-------- EXERCISE MATERIAL

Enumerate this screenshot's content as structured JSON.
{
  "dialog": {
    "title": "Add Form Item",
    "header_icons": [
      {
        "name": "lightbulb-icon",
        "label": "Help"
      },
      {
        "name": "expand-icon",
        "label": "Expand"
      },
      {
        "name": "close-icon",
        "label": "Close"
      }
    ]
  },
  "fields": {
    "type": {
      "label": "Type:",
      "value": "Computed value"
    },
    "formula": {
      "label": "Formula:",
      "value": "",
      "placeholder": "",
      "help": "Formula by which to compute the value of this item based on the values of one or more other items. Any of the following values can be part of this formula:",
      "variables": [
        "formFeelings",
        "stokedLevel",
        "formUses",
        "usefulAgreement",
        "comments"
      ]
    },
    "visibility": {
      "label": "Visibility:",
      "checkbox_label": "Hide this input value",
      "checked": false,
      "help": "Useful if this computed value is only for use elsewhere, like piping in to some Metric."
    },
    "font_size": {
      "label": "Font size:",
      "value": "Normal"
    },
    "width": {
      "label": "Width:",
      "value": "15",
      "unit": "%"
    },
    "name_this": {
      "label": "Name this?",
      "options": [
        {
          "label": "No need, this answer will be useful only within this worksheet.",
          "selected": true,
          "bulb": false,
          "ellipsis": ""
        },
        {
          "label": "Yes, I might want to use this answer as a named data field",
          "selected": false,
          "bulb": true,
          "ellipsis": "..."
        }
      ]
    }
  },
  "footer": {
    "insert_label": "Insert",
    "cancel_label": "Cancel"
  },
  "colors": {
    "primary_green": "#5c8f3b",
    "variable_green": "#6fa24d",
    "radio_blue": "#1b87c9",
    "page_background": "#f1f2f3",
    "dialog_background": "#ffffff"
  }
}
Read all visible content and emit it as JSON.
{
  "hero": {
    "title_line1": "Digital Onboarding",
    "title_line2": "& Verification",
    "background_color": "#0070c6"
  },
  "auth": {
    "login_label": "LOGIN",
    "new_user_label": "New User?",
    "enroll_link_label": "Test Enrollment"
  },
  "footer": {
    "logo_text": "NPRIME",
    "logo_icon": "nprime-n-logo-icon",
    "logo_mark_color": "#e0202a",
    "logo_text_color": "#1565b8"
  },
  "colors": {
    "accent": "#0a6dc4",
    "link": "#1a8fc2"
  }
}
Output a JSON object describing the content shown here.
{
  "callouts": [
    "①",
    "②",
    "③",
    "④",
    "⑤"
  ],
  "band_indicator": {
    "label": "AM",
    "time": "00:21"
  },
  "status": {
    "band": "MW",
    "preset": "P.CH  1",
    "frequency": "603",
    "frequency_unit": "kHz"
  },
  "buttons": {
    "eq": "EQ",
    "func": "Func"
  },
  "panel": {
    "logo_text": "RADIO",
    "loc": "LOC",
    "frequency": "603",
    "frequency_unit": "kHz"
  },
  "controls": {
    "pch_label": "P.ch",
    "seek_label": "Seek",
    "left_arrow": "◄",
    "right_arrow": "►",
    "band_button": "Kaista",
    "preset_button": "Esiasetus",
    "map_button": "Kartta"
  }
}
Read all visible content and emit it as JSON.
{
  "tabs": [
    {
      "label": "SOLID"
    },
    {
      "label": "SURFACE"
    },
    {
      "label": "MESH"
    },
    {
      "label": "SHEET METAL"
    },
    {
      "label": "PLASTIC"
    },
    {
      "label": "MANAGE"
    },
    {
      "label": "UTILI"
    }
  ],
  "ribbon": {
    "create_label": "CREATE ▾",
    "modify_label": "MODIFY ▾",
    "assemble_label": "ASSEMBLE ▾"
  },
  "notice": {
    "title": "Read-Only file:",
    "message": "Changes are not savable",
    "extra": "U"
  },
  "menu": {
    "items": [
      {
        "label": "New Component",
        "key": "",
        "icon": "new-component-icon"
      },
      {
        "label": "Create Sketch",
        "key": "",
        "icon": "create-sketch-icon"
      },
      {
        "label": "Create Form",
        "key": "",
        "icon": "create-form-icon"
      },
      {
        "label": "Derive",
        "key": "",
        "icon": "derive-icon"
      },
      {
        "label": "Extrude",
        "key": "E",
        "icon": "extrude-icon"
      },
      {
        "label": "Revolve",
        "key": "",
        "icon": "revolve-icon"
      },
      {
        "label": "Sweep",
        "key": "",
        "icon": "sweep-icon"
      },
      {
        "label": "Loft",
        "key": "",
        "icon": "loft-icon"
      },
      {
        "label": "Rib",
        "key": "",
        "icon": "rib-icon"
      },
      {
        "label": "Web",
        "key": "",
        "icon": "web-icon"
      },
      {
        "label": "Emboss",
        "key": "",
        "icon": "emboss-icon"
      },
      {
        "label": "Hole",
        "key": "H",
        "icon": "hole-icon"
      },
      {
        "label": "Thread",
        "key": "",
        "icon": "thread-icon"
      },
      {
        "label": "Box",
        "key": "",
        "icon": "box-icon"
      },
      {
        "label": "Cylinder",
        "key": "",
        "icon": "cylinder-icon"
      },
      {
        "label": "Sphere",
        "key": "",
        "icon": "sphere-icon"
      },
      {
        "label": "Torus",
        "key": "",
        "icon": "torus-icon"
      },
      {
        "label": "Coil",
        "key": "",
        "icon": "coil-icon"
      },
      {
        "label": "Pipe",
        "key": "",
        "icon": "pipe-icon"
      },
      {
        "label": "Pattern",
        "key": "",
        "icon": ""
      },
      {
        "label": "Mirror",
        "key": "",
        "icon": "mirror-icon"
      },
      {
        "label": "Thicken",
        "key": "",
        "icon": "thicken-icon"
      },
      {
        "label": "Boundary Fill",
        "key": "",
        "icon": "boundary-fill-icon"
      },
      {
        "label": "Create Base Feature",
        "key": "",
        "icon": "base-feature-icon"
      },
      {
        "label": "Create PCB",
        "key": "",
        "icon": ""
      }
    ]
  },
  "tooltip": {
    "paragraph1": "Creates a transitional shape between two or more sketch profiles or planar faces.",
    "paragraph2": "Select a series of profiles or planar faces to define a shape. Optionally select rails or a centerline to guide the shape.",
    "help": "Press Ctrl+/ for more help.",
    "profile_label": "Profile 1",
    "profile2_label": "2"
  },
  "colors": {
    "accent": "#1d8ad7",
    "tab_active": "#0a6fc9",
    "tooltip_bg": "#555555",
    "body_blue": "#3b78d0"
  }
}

----------------

**WHAT NEEDS TO BE DONE:**
Retype all of the data shown above, word for word.

**OUTPUT OF THE TASK:**
Enumerate this screenshot's content as structured JSON.
{
  "dialog": {
    "title": "Add Form Item",
    "header_icons": [
      {
        "name": "lightbulb-icon",
        "label": "Help"
      },
      {
        "name": "expand-icon",
        "label": "Expand"
      },
      {
        "name": "close-icon",
        "label": "Close"
      }
    ]
  },
  "fields": {
    "type": {
      "label": "Type:",
      "value": "Computed value"
    },
    "formula": {
      "label": "Formula:",
      "value": "",
      "placeholder": "",
      "help": "Formula by which to compute the value of this item based on the values of one or more other items. Any of the following values can be part of this formula:",
      "variables": [
        "formFeelings",
        "stokedLevel",
        "formUses",
        "usefulAgreement",
        "comments"
      ]
    },
    "visibility": {
      "label": "Visibility:",
      "checkbox_label": "Hide this input value",
      "checked": false,
      "help": "Useful if this computed value is only for use elsewhere, like piping in to some Metric."
    },
    "font_size": {
      "label": "Font size:",
      "value": "Normal"
    },
    "width": {
      "label": "Width:",
      "value": "15",
      "unit": "%"
    },
    "name_this": {
      "label": "Name this?",
      "options": [
        {
          "label": "No need, this answer will be useful only within this worksheet.",
          "selected": true,
          "bulb": false,
          "ellipsis": ""
        },
        {
          "label": "Yes, I might want to use this answer as a named data field",
          "selected": false,
          "bulb": true,
          "ellipsis": "..."
        }
      ]
    }
  },
  "footer": {
    "insert_label": "Insert",
    "cancel_label": "Cancel"
  },
  "colors": {
    "primary_green": "#5c8f3b",
    "variable_green": "#6fa24d",
    "radio_blue": "#1b87c9",
    "page_background": "#f1f2f3",
    "dialog_background": "#ffffff"
  }
}
Read all visible content and emit it as JSON.
{
  "hero": {
    "title_line1": "Digital Onboarding",
    "title_line2": "& Verification",
    "background_color": "#0070c6"
  },
  "auth": {
    "login_label": "LOGIN",
    "new_user_label": "New User?",
    "enroll_link_label": "Test Enrollment"
  },
  "footer": {
    "logo_text": "NPRIME",
    "logo_icon": "nprime-n-logo-icon",
    "logo_mark_color": "#e0202a",
    "logo_text_color": "#1565b8"
  },
  "colors": {
    "accent": "#0a6dc4",
    "link": "#1a8fc2"
  }
}
Output a JSON object describing the content shown here.
{
  "callouts": [
    "①",
    "②",
    "③",
    "④",
    "⑤"
  ],
  "band_indicator": {
    "label": "AM",
    "time": "00:21"
  },
  "status": {
    "band": "MW",
    "preset": "P.CH  1",
    "frequency": "603",
    "frequency_unit": "kHz"
  },
  "buttons": {
    "eq": "EQ",
    "func": "Func"
  },
  "panel": {
    "logo_text": "RADIO",
    "loc": "LOC",
    "frequency": "603",
    "frequency_unit": "kHz"
  },
  "controls": {
    "pch_label": "P.ch",
    "seek_label": "Seek",
    "left_arrow": "◄",
    "right_arrow": "►",
    "band_button": "Kaista",
    "preset_button": "Esiasetus",
    "map_button": "Kartta"
  }
}
Read all visible content and emit it as JSON.
{
  "tabs": [
    {
      "label": "SOLID"
    },
    {
      "label": "SURFACE"
    },
    {
      "label": "MESH"
    },
    {
      "label": "SHEET METAL"
    },
    {
      "label": "PLASTIC"
    },
    {
      "label": "MANAGE"
    },
    {
      "label": "UTILI"
    }
  ],
  "ribbon": {
    "create_label": "CREATE ▾",
    "modify_label": "MODIFY ▾",
    "assemble_label": "ASSEMBLE ▾"
  },
  "notice": {
    "title": "Read-Only file:",
    "message": "Changes are not savable",
    "extra": "U"
  },
  "menu": {
    "items": [
      {
        "label": "New Component",
        "key": "",
        "icon": "new-component-icon"
      },
      {
        "label": "Create Sketch",
        "key": "",
        "icon": "create-sketch-icon"
      },
      {
        "label": "Create Form",
        "key": "",
        "icon": "create-form-icon"
      },
      {
        "label": "Derive",
        "key": "",
        "icon": "derive-icon"
      },
      {
        "label": "Extrude",
        "key": "E",
        "icon": "extrude-icon"
      },
      {
        "label": "Revolve",
        "key": "",
        "icon": "revolve-icon"
      },
      {
        "label": "Sweep",
        "key": "",
        "icon": "sweep-icon"
      },
      {
        "label": "Loft",
        "key": "",
        "icon": "loft-icon"
      },
      {
        "label": "Rib",
        "key": "",
        "icon": "rib-icon"
      },
      {
        "label": "Web",
        "key": "",
        "icon": "web-icon"
      },
      {
        "label": "Emboss",
        "key": "",
        "icon": "emboss-icon"
      },
      {
        "label": "Hole",
        "key": "H",
        "icon": "hole-icon"
      },
      {
        "label": "Thread",
        "key": "",
        "icon": "thread-icon"
      },
      {
        "label": "Box",
        "key": "",
        "icon": "box-icon"
      },
      {
        "label": "Cylinder",
        "key": "",
        "icon": "cylinder-icon"
      },
      {
        "label": "Sphere",
        "key": "",
        "icon": "sphere-icon"
      },
      {
        "label": "Torus",
        "key": "",
        "icon": "torus-icon"
      },
      {
        "label": "Coil",
        "key": "",
        "icon": "coil-icon"
      },
      {
        "label": "Pipe",
        "key": "",
        "icon": "pipe-icon"
      },
      {
        "label": "Pattern",
        "key": "",
        "icon": ""
      },
      {
        "label": "Mirror",
        "key": "",
        "icon": "mirror-icon"
      },
      {
        "label": "Thicken",
        "key": "",
        "icon": "thicken-icon"
      },
      {
        "label": "Boundary Fill",
        "key": "",
        "icon": "boundary-fill-icon"
      },
      {
        "label": "Create Base Feature",
        "key": "",
        "icon": "base-feature-icon"
      },
      {
        "label": "Create PCB",
        "key": "",
        "icon": ""
      }
    ]
  },
  "tooltip": {
    "paragraph1": "Creates a transitional shape between two or more sketch profiles or planar faces.",
    "paragraph2": "Select a series of profiles or planar faces to define a shape. Optionally select rails or a centerline to guide the shape.",
    "help": "Press Ctrl+/ for more help.",
    "profile_label": "Profile 1",
    "profile2_label": "2"
  },
  "colors": {
    "accent": "#1d8ad7",
    "tab_active": "#0a6fc9",
    "tooltip_bg": "#555555",
    "body_blue": "#3b78d0"
  }
}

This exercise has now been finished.